Challenge:
In the listing below, locate the lines that hold "automatically" and copy them.

======

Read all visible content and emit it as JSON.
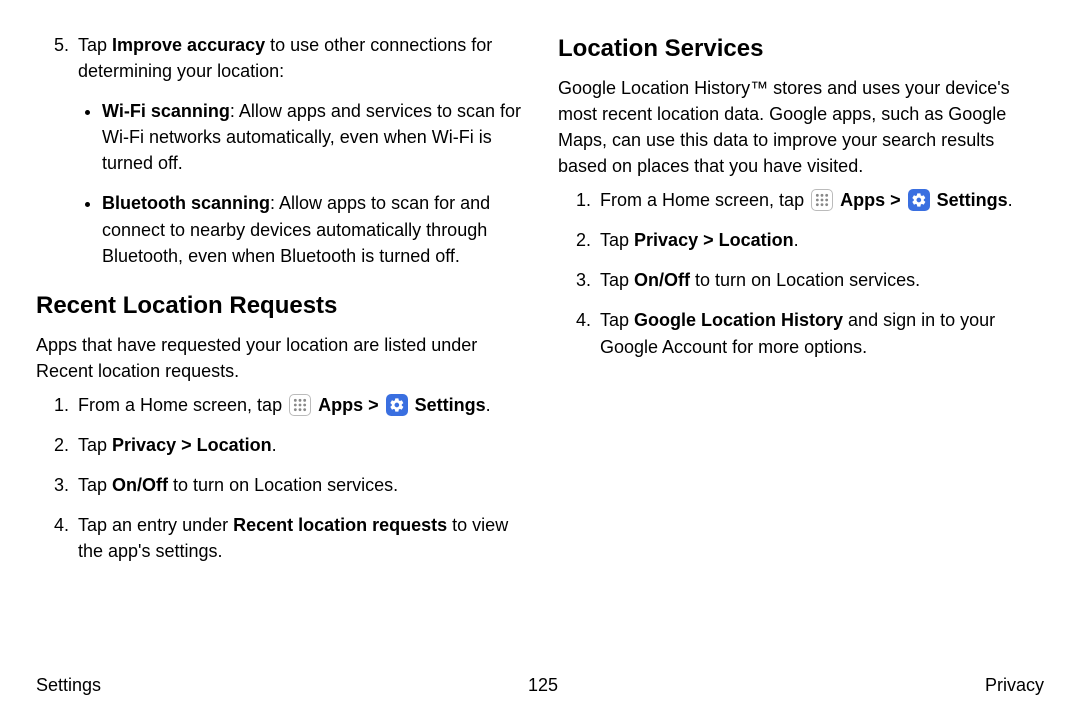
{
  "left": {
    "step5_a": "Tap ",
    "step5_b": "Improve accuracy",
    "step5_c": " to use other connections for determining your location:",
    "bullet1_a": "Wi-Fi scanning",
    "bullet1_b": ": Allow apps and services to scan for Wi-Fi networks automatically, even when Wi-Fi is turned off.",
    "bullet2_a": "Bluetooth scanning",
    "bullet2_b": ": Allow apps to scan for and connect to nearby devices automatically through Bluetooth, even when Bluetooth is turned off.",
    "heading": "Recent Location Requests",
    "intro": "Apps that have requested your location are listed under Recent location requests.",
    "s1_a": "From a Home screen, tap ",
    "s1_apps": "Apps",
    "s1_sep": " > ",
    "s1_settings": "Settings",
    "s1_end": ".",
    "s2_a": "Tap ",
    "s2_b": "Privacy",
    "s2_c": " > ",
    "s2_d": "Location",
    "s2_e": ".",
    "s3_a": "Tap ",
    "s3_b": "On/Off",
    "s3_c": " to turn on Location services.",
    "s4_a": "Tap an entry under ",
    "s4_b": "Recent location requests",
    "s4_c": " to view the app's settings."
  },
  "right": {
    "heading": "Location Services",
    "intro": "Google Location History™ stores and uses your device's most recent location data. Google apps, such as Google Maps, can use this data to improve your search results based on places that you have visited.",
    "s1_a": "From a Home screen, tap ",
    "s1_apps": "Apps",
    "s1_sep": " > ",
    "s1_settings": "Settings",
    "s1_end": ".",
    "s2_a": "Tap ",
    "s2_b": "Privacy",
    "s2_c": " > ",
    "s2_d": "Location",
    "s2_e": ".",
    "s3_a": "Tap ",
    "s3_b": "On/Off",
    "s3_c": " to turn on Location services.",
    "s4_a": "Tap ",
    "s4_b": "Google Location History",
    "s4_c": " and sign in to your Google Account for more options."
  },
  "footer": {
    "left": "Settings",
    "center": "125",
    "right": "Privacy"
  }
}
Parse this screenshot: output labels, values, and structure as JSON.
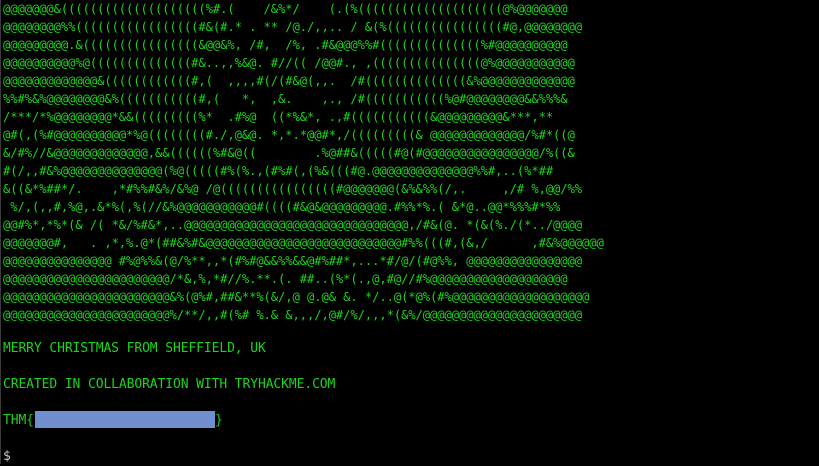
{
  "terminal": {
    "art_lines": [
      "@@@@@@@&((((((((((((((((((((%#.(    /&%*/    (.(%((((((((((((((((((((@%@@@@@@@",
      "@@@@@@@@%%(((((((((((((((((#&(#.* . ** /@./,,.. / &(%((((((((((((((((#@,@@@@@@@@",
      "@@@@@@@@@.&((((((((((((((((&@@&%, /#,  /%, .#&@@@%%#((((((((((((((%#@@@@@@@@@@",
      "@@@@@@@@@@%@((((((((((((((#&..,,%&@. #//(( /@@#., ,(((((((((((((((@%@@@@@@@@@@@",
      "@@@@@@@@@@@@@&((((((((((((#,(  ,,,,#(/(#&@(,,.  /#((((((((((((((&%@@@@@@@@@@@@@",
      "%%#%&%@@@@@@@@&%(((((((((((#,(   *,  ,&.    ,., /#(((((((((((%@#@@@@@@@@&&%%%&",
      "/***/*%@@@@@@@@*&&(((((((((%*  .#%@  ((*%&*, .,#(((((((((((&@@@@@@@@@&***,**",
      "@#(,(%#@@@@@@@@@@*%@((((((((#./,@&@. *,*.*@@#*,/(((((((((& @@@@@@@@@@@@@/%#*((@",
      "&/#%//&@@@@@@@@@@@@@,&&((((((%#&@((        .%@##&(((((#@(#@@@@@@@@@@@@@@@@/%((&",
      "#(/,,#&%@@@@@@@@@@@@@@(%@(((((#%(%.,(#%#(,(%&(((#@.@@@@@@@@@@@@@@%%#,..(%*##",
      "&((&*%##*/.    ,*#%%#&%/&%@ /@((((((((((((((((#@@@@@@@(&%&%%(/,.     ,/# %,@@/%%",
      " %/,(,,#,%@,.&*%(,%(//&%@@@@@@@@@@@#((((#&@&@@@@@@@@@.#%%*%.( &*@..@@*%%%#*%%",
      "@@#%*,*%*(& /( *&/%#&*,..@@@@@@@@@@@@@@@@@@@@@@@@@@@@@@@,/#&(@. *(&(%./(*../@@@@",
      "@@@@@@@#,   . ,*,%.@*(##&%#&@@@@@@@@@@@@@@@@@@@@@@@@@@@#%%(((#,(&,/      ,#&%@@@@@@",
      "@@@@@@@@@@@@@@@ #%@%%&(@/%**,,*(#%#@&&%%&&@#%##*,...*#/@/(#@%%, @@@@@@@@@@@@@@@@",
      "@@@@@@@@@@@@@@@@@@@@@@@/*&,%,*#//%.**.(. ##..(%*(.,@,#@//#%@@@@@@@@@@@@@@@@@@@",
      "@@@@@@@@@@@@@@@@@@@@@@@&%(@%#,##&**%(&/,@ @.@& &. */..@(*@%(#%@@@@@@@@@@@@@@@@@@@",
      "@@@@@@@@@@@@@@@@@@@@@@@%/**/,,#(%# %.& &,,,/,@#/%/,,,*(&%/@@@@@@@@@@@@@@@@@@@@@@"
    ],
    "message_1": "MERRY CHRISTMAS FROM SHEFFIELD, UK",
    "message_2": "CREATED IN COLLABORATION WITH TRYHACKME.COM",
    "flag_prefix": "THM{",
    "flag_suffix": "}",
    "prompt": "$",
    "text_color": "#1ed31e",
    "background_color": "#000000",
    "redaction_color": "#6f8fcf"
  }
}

======

Exercise answer:
    "bullet1_b": ": Allow apps and services to scan for Wi-Fi networks automatically, even when Wi-Fi is turned off.",
    "bullet2_b": ": Allow apps to scan for and connect to nearby devices automatically through Bluetooth, even when Bluetooth is turned off.",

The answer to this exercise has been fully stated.